* PROMPT *
In the lines from the one with "Enumerate the UI" to the one with "pin 1 [524, 492, 579, 543]", swap "towel" for "blanket" and write those lines out again with nothing else changed, leaving out the picture.
## Begin LISTED ENTRIES
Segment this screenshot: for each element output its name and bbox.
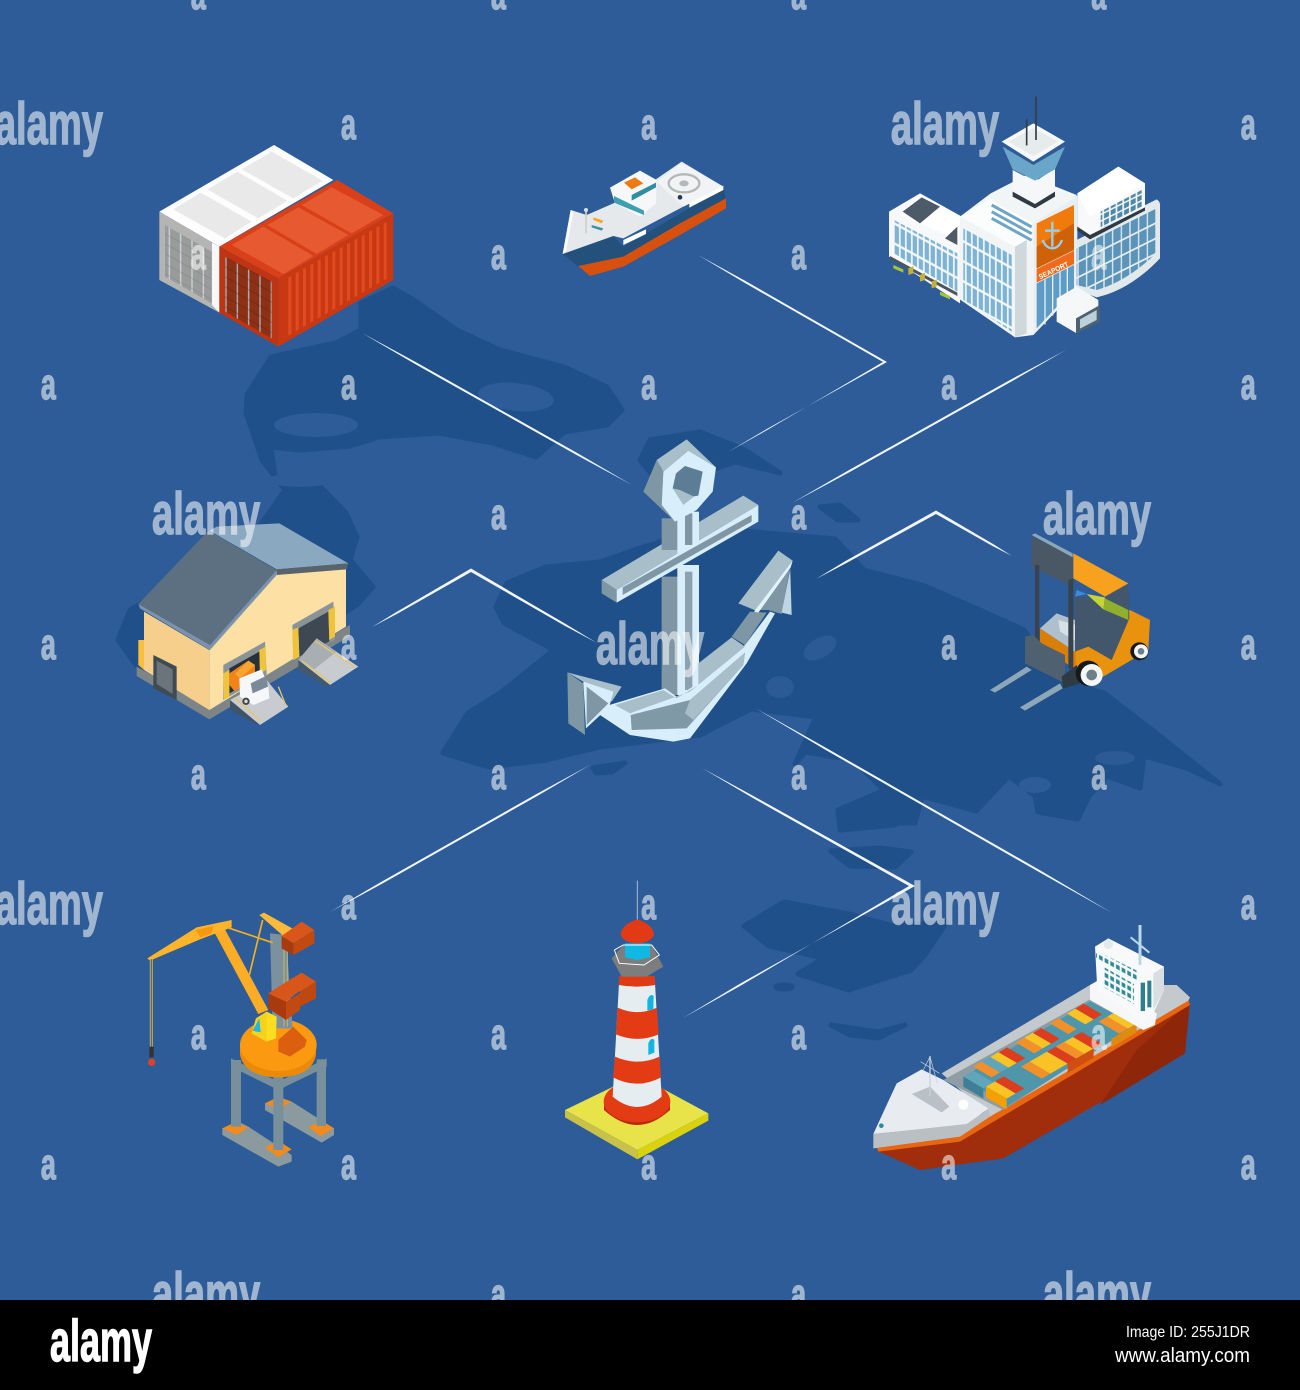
## End LISTED ENTRIES
## Begin LISTED ENTRIES
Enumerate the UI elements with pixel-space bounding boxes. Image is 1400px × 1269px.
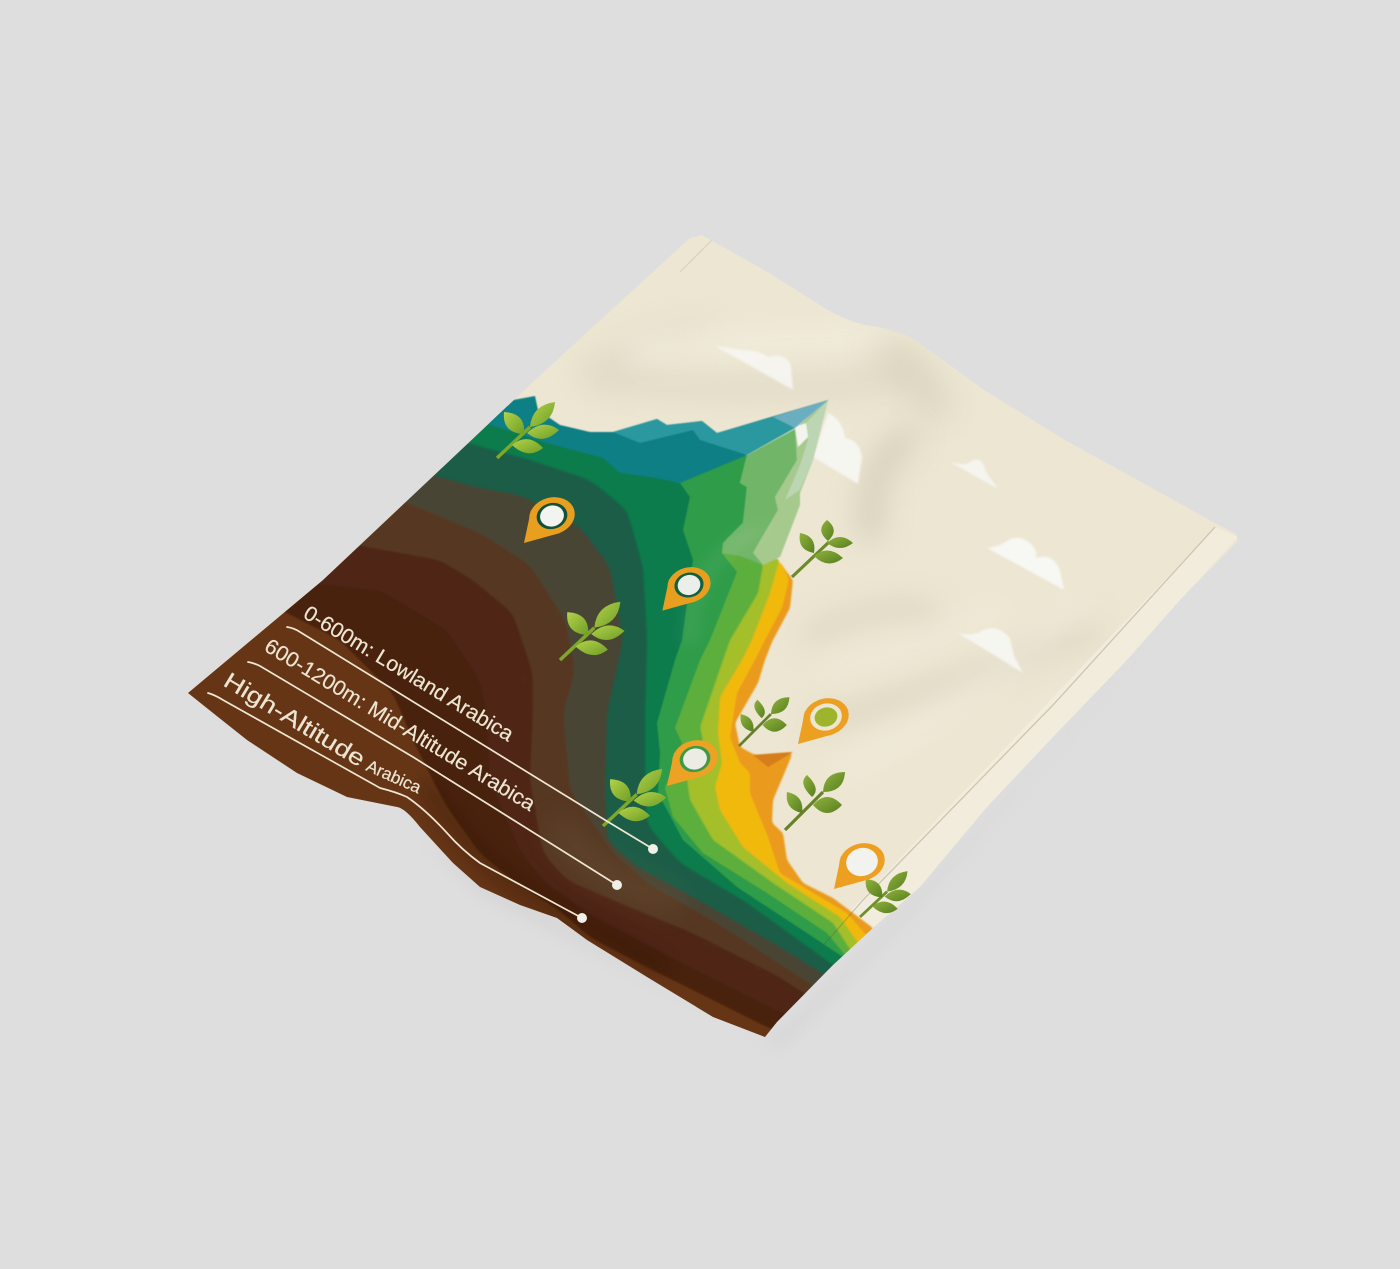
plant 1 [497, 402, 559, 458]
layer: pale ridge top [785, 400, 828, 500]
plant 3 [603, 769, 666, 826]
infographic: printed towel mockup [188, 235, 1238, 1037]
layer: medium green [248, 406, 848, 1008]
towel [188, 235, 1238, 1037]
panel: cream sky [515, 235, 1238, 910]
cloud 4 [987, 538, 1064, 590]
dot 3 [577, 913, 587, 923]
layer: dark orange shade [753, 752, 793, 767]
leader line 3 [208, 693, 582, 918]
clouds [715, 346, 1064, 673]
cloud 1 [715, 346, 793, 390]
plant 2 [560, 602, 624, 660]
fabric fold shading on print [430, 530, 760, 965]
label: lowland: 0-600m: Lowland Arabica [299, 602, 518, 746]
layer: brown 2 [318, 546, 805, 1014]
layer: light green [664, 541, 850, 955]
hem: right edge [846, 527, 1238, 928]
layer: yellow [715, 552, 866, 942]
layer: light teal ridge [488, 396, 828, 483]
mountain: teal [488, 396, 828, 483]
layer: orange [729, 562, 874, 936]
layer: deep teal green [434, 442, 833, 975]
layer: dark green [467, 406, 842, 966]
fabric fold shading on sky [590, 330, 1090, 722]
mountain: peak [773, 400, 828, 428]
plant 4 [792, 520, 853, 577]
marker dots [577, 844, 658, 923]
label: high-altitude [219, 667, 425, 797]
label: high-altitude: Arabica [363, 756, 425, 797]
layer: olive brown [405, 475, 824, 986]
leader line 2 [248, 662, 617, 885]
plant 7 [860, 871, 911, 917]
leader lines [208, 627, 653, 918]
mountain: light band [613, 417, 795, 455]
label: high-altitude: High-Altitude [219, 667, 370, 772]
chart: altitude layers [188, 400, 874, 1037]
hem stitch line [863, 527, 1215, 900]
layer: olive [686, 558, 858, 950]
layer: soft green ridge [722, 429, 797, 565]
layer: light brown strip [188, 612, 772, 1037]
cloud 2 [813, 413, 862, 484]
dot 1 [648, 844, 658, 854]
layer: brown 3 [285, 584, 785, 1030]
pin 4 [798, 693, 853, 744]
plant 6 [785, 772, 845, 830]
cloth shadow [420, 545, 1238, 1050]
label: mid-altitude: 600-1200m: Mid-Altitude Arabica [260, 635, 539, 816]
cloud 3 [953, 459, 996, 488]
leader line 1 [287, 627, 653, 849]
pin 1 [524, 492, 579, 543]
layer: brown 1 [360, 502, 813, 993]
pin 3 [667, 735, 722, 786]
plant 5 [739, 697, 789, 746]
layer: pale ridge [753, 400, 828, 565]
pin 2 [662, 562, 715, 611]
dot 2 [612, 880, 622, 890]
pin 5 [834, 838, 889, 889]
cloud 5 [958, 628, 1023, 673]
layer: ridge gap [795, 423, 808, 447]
## End LISTED ENTRIES
* ANSWER TO THE EXERCISE *
Enumerate the UI elements with pixel-space bounding boxes. Image is 1400px × 1269px.
plant 1 [497, 402, 559, 458]
layer: pale ridge top [785, 400, 828, 500]
plant 3 [603, 769, 666, 826]
infographic: printed blanket mockup [188, 235, 1238, 1037]
layer: medium green [248, 406, 848, 1008]
blanket [188, 235, 1238, 1037]
panel: cream sky [515, 235, 1238, 910]
cloud 4 [987, 538, 1064, 590]
dot 3 [577, 913, 587, 923]
layer: dark orange shade [753, 752, 793, 767]
leader line 3 [208, 693, 582, 918]
clouds [715, 346, 1064, 673]
cloud 1 [715, 346, 793, 390]
plant 2 [560, 602, 624, 660]
fabric fold shading on print [430, 530, 760, 965]
label: lowland: 0-600m: Lowland Arabica [299, 602, 518, 746]
layer: brown 2 [318, 546, 805, 1014]
layer: light green [664, 541, 850, 955]
hem: right edge [846, 527, 1238, 928]
layer: yellow [715, 552, 866, 942]
layer: light teal ridge [488, 396, 828, 483]
mountain: teal [488, 396, 828, 483]
layer: orange [729, 562, 874, 936]
layer: deep teal green [434, 442, 833, 975]
layer: dark green [467, 406, 842, 966]
fabric fold shading on sky [590, 330, 1090, 722]
mountain: peak [773, 400, 828, 428]
plant 4 [792, 520, 853, 577]
marker dots [577, 844, 658, 923]
label: high-altitude [219, 667, 425, 797]
label: high-altitude: Arabica [363, 756, 425, 797]
layer: olive brown [405, 475, 824, 986]
leader line 2 [248, 662, 617, 885]
plant 7 [860, 871, 911, 917]
leader lines [208, 627, 653, 918]
mountain: light band [613, 417, 795, 455]
label: high-altitude: High-Altitude [219, 667, 370, 772]
chart: altitude layers [188, 400, 874, 1037]
hem stitch line [863, 527, 1215, 900]
layer: olive [686, 558, 858, 950]
layer: soft green ridge [722, 429, 797, 565]
layer: light brown strip [188, 612, 772, 1037]
cloud 2 [813, 413, 862, 484]
dot 1 [648, 844, 658, 854]
layer: brown 3 [285, 584, 785, 1030]
pin 4 [798, 693, 853, 744]
plant 6 [785, 772, 845, 830]
cloth shadow [420, 545, 1238, 1050]
label: mid-altitude: 600-1200m: Mid-Altitude Arabica [260, 635, 539, 816]
cloud 3 [953, 459, 996, 488]
leader line 1 [287, 627, 653, 849]
pin 1 [524, 492, 579, 543]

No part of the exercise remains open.